**Aim of the exercise:**
Search the material for the word "this" and report each line where it turns up.

Saved data entries:
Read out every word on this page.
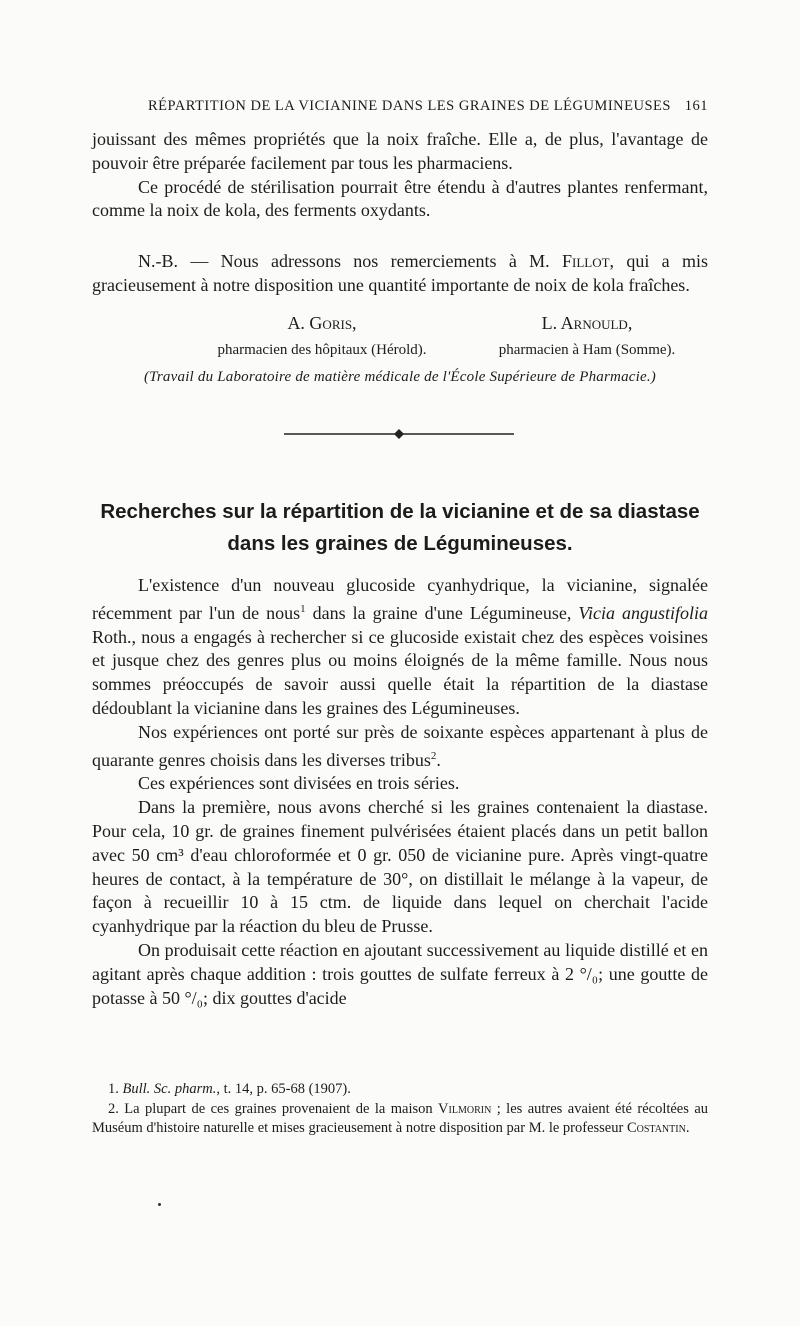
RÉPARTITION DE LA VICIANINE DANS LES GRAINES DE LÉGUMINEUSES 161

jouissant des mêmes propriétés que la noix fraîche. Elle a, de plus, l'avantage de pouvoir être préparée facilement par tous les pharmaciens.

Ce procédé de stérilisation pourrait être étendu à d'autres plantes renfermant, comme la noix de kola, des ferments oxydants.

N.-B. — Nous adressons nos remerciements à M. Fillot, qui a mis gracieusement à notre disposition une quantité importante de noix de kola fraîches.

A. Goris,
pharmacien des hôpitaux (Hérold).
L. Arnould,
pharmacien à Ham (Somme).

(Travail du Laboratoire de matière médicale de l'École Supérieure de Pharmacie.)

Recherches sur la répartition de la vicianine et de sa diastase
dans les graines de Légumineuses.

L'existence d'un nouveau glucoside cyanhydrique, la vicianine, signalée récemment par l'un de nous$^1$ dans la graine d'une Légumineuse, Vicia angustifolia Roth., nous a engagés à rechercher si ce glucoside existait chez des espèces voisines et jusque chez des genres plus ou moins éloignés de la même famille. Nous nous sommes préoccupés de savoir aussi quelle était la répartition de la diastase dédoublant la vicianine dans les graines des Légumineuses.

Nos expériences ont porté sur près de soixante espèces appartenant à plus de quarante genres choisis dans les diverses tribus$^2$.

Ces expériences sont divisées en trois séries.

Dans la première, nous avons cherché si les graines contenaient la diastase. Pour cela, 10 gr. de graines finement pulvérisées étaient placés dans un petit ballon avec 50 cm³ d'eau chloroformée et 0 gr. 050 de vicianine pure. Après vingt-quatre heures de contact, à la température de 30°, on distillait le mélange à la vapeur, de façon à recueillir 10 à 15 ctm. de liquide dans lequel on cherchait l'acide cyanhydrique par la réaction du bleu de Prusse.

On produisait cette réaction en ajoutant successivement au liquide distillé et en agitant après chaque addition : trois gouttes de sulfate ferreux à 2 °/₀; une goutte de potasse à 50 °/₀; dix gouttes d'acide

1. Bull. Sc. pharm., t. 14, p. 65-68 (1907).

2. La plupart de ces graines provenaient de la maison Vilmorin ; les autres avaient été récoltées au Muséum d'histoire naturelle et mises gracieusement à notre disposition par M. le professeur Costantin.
---
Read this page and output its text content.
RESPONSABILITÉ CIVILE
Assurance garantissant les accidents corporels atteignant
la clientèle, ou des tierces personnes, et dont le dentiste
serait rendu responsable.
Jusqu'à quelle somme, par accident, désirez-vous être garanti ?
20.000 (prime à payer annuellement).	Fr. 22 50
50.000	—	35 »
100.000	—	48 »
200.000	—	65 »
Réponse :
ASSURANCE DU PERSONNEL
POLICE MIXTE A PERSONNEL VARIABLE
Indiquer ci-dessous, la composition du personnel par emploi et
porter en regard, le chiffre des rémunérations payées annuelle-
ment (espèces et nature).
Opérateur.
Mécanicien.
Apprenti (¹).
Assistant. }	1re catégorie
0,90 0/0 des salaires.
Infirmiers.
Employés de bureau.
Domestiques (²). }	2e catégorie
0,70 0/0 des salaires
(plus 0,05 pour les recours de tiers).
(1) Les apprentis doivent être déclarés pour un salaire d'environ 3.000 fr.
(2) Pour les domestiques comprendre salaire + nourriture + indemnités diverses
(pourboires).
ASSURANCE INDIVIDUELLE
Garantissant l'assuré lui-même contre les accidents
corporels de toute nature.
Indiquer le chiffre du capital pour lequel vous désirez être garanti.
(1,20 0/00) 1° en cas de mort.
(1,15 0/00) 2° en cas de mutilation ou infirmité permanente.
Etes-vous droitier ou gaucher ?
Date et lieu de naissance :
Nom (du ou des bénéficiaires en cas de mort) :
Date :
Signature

**In response:**
Read out every word on this page.
Read this page and output its text content.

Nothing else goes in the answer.